* **EXERCISE DIRECTIONS**: Gather the lines below that include the string "title", copying each in full.

[Records from a data source]
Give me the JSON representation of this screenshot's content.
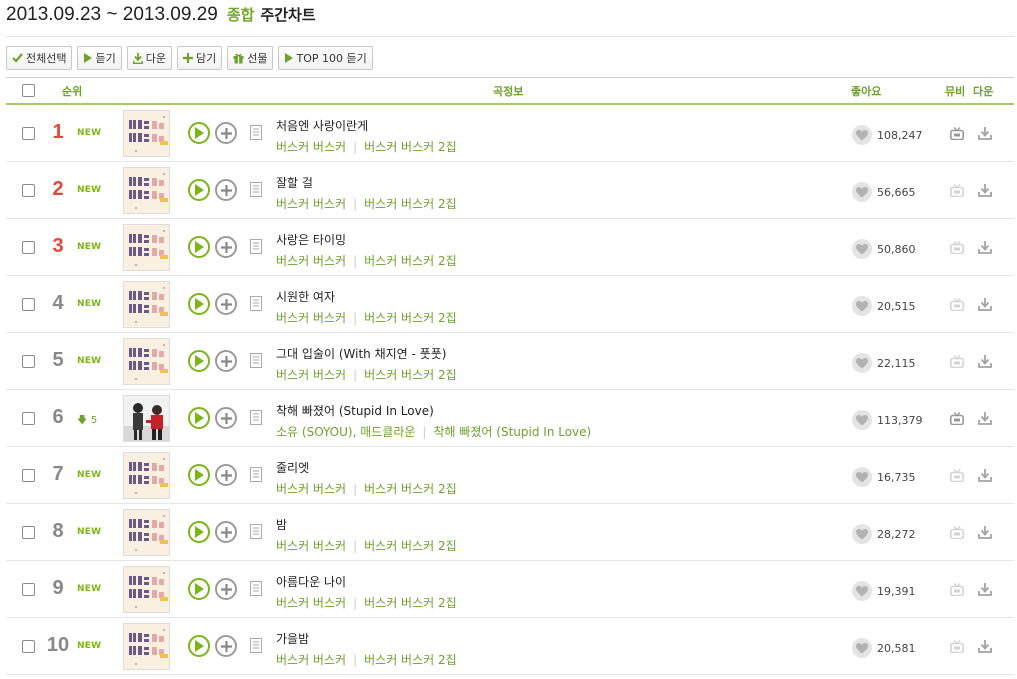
{
  "header": {
    "date_range": "2013.09.23 ~ 2013.09.29",
    "category": "종합",
    "chart_name": "주간차트"
  },
  "toolbar": {
    "select_all": "전체선택",
    "listen": "듣기",
    "download": "다운",
    "add": "담기",
    "gift": "선물",
    "top100": "TOP 100 듣기"
  },
  "columns": {
    "rank": "순위",
    "song_info": "곡정보",
    "likes": "좋아요",
    "mv": "뮤비",
    "down": "다운"
  },
  "colors": {
    "accent": "#7cb518",
    "rank_top": "#e8443b",
    "rank_other": "#888888"
  },
  "rows": [
    {
      "rank": "1",
      "change": "NEW",
      "title": "처음엔 사랑이란게",
      "artist": "버스커 버스커",
      "album": "버스커 버스커 2집",
      "likes": "108,247",
      "thumb": "album-cover"
    },
    {
      "rank": "2",
      "change": "NEW",
      "title": "잘할 걸",
      "artist": "버스커 버스커",
      "album": "버스커 버스커 2집",
      "likes": "56,665",
      "thumb": "album-cover"
    },
    {
      "rank": "3",
      "change": "NEW",
      "title": "사랑은 타이밍",
      "artist": "버스커 버스커",
      "album": "버스커 버스커 2집",
      "likes": "50,860",
      "thumb": "album-cover"
    },
    {
      "rank": "4",
      "change": "NEW",
      "title": "시원한 여자",
      "artist": "버스커 버스커",
      "album": "버스커 버스커 2집",
      "likes": "20,515",
      "thumb": "album-cover"
    },
    {
      "rank": "5",
      "change": "NEW",
      "title": "그대 입술이 (With 채지연 - 풋풋)",
      "artist": "버스커 버스커",
      "album": "버스커 버스커 2집",
      "likes": "22,115",
      "thumb": "album-cover"
    },
    {
      "rank": "6",
      "change": "5",
      "change_dir": "down",
      "title": "착해 빠졌어 (Stupid In Love)",
      "artist": "소유 (SOYOU), 매드클라운",
      "album": "착해 빠졌어 (Stupid In Love)",
      "likes": "113,379",
      "thumb": "photo-cover"
    },
    {
      "rank": "7",
      "change": "NEW",
      "title": "줄리엣",
      "artist": "버스커 버스커",
      "album": "버스커 버스커 2집",
      "likes": "16,735",
      "thumb": "album-cover"
    },
    {
      "rank": "8",
      "change": "NEW",
      "title": "밤",
      "artist": "버스커 버스커",
      "album": "버스커 버스커 2집",
      "likes": "28,272",
      "thumb": "album-cover"
    },
    {
      "rank": "9",
      "change": "NEW",
      "title": "아름다운 나이",
      "artist": "버스커 버스커",
      "album": "버스커 버스커 2집",
      "likes": "19,391",
      "thumb": "album-cover"
    },
    {
      "rank": "10",
      "change": "NEW",
      "title": "가을밤",
      "artist": "버스커 버스커",
      "album": "버스커 버스커 2집",
      "likes": "20,581",
      "thumb": "album-cover"
    }
  ]
}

* **RESPONSE BELOW**:
      "title": "처음엔 사랑이란게",
      "title": "잘할 걸",
      "title": "사랑은 타이밍",
      "title": "시원한 여자",
      "title": "그대 입술이 (With 채지연 - 풋풋)",
      "title": "착해 빠졌어 (Stupid In Love)",
      "title": "줄리엣",
      "title": "밤",
      "title": "아름다운 나이",
      "title": "가을밤",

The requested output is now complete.